> Record set:
....

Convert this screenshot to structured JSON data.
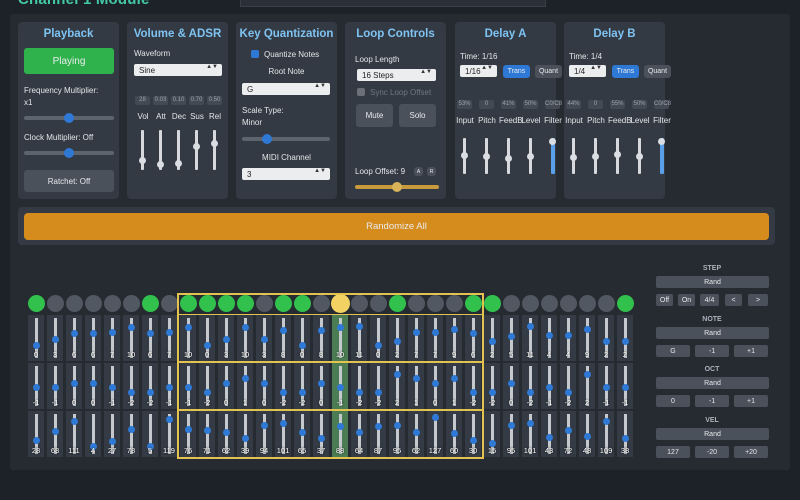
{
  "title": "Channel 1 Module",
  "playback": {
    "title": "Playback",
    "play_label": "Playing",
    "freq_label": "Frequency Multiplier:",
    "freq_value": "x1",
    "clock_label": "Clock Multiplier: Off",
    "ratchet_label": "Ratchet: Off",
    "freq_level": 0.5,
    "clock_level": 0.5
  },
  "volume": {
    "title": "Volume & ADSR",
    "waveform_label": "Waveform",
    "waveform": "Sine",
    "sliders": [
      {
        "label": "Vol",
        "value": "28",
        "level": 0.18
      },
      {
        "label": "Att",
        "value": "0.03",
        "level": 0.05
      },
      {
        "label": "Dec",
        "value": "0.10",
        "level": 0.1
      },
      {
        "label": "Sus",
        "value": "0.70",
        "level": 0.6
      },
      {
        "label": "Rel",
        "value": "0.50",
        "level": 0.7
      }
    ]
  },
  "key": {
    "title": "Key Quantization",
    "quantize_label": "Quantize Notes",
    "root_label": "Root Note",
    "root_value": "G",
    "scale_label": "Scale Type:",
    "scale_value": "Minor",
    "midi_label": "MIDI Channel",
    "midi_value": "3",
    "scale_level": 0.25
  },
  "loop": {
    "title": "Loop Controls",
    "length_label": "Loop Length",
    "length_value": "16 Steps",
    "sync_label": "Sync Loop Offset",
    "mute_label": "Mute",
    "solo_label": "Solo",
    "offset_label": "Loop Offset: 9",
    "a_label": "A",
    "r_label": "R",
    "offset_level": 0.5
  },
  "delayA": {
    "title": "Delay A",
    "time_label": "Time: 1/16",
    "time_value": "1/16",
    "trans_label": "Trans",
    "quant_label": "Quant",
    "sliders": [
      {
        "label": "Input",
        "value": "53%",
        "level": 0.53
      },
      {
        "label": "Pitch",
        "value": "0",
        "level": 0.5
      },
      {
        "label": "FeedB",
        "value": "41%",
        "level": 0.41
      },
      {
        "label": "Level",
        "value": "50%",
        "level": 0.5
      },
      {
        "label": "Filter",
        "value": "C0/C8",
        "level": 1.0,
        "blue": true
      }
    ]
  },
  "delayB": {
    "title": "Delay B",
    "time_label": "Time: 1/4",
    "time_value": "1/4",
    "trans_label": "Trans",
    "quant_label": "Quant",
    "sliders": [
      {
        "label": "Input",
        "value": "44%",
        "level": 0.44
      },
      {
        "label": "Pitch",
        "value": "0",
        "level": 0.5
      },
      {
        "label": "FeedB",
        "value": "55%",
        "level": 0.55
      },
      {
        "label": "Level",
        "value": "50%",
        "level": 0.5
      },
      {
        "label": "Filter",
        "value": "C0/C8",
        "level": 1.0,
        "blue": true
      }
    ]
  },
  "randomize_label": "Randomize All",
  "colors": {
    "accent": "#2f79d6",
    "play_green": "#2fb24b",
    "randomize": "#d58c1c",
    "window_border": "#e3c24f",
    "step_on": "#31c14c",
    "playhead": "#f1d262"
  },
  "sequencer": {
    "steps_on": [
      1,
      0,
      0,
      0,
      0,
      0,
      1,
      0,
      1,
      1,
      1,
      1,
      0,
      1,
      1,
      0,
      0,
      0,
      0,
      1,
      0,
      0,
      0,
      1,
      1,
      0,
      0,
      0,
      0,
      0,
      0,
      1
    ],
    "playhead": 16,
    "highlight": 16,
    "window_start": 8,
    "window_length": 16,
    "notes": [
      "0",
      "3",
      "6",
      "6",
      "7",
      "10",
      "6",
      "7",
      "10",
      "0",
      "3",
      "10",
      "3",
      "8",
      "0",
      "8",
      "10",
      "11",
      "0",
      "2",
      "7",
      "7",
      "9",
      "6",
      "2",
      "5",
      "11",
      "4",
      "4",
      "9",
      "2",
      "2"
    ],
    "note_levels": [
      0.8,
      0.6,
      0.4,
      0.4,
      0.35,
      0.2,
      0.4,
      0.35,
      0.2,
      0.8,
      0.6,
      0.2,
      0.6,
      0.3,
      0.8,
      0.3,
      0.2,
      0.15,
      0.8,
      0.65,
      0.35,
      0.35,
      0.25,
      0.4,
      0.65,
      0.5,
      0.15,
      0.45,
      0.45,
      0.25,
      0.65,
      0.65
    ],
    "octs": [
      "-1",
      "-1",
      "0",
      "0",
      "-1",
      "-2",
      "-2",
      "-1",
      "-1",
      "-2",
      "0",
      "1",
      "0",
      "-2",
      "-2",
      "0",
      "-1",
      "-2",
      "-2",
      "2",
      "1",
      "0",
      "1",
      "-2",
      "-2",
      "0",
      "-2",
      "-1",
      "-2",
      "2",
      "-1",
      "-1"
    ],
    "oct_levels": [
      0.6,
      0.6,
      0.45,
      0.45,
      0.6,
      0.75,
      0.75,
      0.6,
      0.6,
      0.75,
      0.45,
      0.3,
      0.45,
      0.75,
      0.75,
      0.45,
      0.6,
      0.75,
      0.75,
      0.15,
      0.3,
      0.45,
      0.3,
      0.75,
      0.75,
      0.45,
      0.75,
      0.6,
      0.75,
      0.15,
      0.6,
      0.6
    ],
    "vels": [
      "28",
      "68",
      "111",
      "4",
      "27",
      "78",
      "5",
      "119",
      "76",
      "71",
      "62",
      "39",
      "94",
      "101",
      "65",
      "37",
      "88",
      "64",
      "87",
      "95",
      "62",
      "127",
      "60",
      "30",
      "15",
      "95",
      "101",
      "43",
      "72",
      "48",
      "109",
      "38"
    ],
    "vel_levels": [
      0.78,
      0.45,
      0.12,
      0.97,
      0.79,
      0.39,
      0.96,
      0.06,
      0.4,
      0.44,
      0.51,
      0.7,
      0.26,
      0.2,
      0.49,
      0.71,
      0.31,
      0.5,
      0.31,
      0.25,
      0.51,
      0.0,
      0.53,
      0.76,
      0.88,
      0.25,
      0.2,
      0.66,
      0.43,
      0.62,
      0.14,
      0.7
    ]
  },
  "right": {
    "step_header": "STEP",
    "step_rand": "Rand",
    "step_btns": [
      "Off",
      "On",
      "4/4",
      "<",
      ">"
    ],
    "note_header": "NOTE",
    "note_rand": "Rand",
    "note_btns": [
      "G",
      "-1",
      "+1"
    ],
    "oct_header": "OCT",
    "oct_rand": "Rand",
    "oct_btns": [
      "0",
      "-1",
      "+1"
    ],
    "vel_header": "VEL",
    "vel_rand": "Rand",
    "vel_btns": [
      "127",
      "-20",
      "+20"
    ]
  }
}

....

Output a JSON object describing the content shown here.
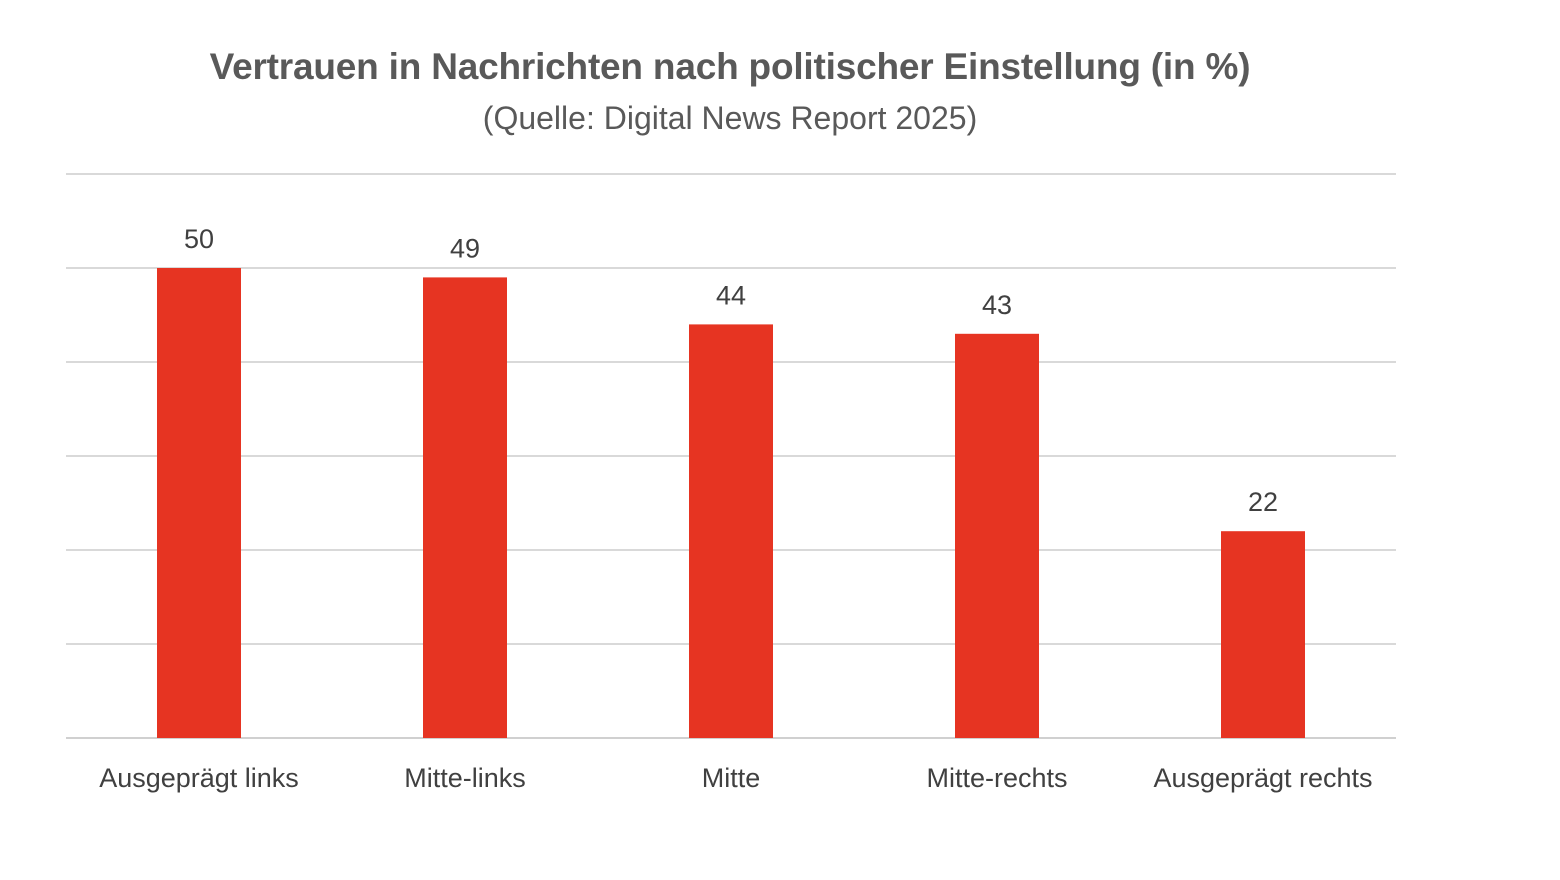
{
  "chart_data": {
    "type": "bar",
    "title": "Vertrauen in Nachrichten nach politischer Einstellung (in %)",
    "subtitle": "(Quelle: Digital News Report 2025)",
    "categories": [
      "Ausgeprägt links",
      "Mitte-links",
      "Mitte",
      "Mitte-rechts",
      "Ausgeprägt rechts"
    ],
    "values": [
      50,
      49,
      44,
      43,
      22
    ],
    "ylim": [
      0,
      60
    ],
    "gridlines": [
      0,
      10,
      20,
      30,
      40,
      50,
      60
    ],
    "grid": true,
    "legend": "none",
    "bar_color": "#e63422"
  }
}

....

> Work required:
Extract all lines containing the word "Multiplier".

> Result of this exercise:
    "freq_label": "Frequency Multiplier:",
    "clock_label": "Clock Multiplier: Off",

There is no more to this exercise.